TASK TO CARRY OUT →
Without including the pictures, copy out every line below.

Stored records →
━━━━━━━━━━

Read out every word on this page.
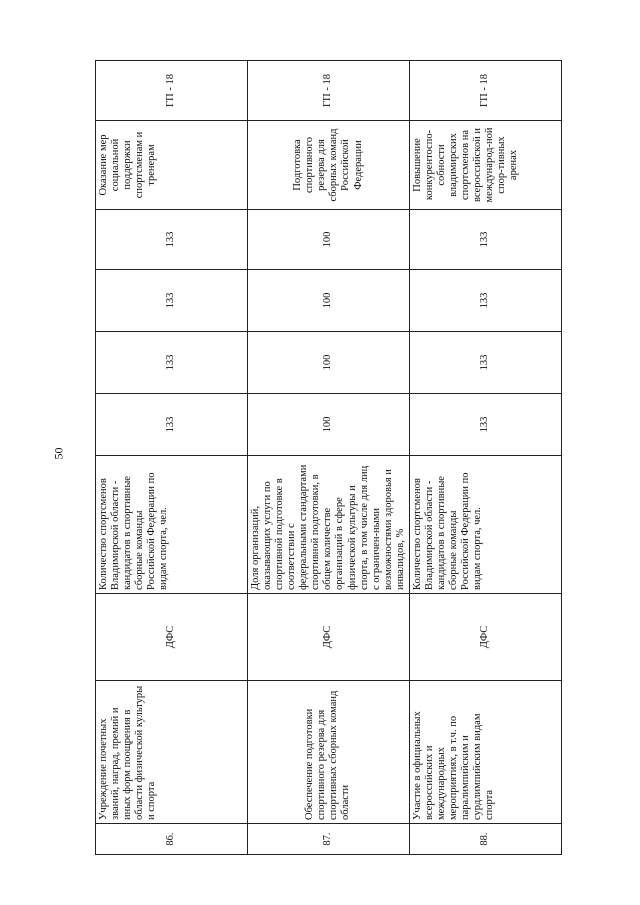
50
86.	Учреждение почетных званий, наград, премий и иных форм поощрения в области физической культуры и спорта	ДФС	Количество спортсменов Владимирской области - кандидатов в спортивные сборные команды Российской Федерации по видам спорта, чел.	133	133	133	133	Оказание мер социальной поддержки спортсменам и тренерам	ГП - 18
87.	Обеспечение подготовки спортивного резерва для спортивных сборных команд области	ДФС	Доля организаций, оказывающих услуги по спортивной подготовке в соответствии с федеральными стандартами спортивной подготовки, в общем количестве организаций в сфере физической культуры и спорта, в том числе для лиц с ограничен-ными возможностями здоровья и инвалидов, %	100	100	100	100	Подготовка спортивного резерва для сборных команд Российской Федерации	ГП - 18
88.	Участие в официальных всероссийских и международных мероприятиях, в т.ч. по паралимпийским и сурдлимпийским видам спорта	ДФС	Количество спортсменов Владимирской области - кандидатов в спортивные сборные команды Российской Федерации по видам спорта, чел.	133	133	133	133	Повышение конкурентоспо-собности владимирских спортсменов на всероссийской и международ-ной спор-тивных аренах	ГП - 18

━━━━━━━━━━

TASK OUTPUT →
Read out every word on this page.
50
86.	Учреждение почетных званий, наград, премий и иных форм поощрения в области физической культуры и спорта	ДФС	Количество спортсменов Владимирской области - кандидатов в спортивные сборные команды Российской Федерации по видам спорта, чел.	133	133	133	133	Оказание мер социальной поддержки спортсменам и тренерам	ГП - 18
87.	Обеспечение подготовки спортивного резерва для спортивных сборных команд области	ДФС	Доля организаций, оказывающих услуги по спортивной подготовке в соответствии с федеральными стандартами спортивной подготовки, в общем количестве организаций в сфере физической культуры и спорта, в том числе для лиц с ограничен-ными возможностями здоровья и инвалидов, %	100	100	100	100	Подготовка спортивного резерва для сборных команд Российской Федерации	ГП - 18
88.	Участие в официальных всероссийских и международных мероприятиях, в т.ч. по паралимпийским и сурдлимпийским видам спорта	ДФС	Количество спортсменов Владимирской области - кандидатов в спортивные сборные команды Российской Федерации по видам спорта, чел.	133	133	133	133	Повышение конкурентоспо-собности владимирских спортсменов на всероссийской и международ-ной спор-тивных аренах	ГП - 18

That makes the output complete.